What the exercise asks:
Gather the lines below that include the string "Пневмоударники", copying each in full.

Stored entries
---*---
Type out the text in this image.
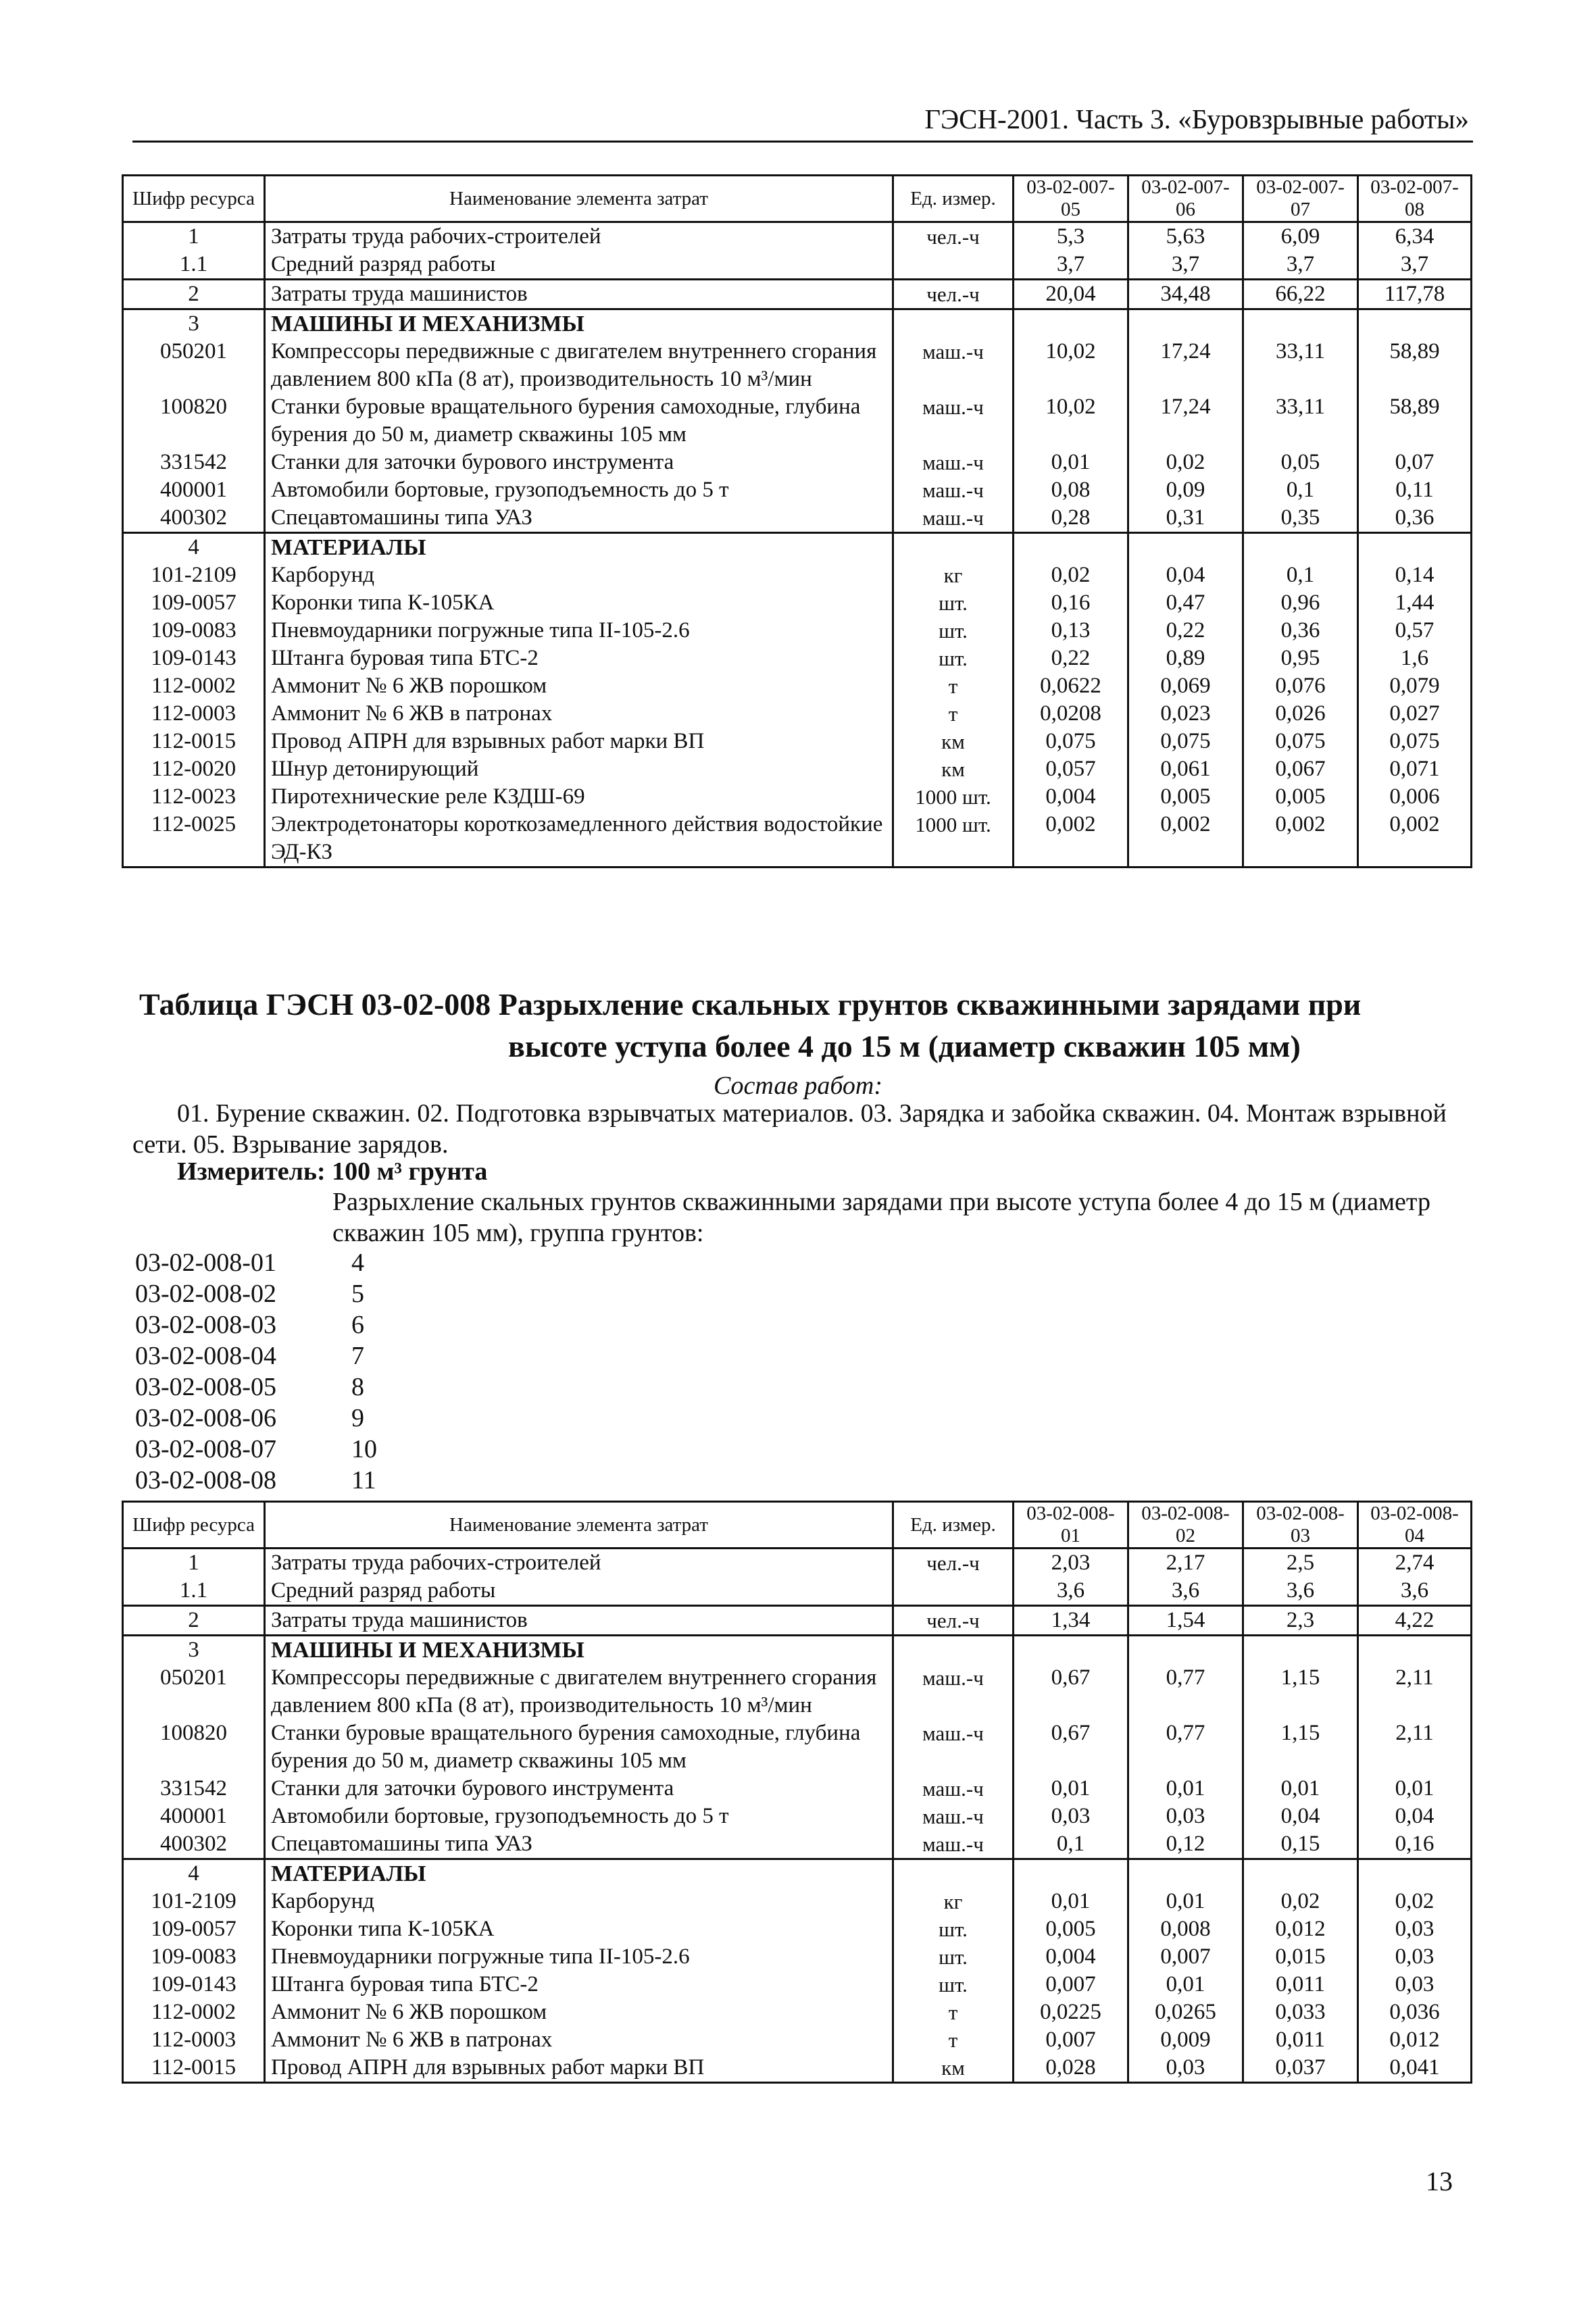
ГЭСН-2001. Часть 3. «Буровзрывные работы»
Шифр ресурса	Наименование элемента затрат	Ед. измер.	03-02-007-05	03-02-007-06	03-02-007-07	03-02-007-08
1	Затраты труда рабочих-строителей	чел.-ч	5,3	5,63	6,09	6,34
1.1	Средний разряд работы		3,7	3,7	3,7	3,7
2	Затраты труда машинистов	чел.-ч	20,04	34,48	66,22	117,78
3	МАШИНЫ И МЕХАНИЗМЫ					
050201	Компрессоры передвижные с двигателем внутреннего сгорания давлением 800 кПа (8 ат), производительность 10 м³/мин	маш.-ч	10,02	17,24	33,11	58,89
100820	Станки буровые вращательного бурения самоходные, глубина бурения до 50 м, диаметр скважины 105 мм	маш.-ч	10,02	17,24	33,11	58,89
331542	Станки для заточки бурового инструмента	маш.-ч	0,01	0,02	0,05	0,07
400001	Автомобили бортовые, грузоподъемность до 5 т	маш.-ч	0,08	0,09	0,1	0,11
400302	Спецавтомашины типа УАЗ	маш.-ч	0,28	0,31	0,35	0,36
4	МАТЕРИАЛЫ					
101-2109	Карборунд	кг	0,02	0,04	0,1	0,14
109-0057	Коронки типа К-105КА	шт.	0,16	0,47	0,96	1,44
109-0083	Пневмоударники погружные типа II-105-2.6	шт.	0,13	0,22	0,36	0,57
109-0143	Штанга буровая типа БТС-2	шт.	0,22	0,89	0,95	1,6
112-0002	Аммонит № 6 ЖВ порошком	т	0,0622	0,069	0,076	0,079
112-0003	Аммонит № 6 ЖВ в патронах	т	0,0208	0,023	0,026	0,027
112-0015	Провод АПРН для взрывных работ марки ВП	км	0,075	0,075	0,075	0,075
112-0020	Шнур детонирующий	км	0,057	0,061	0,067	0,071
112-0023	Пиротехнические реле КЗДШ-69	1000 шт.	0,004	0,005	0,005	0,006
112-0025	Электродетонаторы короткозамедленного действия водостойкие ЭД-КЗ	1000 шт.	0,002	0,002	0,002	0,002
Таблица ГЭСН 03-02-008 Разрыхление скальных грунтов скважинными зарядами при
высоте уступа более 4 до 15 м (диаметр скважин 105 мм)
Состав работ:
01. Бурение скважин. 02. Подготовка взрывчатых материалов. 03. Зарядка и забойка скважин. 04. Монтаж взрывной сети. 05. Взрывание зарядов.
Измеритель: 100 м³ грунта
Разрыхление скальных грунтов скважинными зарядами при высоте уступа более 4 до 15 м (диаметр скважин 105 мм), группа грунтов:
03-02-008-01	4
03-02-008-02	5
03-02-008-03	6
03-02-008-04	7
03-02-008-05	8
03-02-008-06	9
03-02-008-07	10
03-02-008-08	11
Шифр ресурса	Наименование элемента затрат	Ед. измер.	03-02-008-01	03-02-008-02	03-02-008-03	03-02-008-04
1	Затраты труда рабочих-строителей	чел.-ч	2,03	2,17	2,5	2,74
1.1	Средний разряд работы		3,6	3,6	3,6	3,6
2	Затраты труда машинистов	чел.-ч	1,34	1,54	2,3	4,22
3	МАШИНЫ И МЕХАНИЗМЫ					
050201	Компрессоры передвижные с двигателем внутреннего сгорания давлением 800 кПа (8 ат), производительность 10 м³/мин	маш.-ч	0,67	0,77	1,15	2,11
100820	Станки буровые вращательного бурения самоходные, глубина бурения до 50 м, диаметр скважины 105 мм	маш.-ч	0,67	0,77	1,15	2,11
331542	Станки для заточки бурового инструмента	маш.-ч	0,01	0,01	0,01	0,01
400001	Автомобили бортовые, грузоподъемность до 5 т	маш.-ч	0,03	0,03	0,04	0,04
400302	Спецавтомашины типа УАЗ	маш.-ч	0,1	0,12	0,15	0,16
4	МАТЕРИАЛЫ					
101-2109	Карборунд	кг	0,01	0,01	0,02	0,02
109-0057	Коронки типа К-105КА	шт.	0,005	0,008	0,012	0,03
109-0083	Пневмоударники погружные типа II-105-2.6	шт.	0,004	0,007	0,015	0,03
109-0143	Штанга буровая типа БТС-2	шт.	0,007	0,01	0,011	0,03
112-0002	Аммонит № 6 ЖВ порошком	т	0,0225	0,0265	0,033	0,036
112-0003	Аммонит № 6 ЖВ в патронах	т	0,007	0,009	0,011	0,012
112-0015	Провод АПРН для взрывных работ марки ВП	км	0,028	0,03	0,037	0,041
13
---*---
Response to the exercise:
109-0083	Пневмоударники погружные типа II-105-2.6	шт.	0,13	0,22	0,36	0,57
109-0083	Пневмоударники погружные типа II-105-2.6	шт.	0,004	0,007	0,015	0,03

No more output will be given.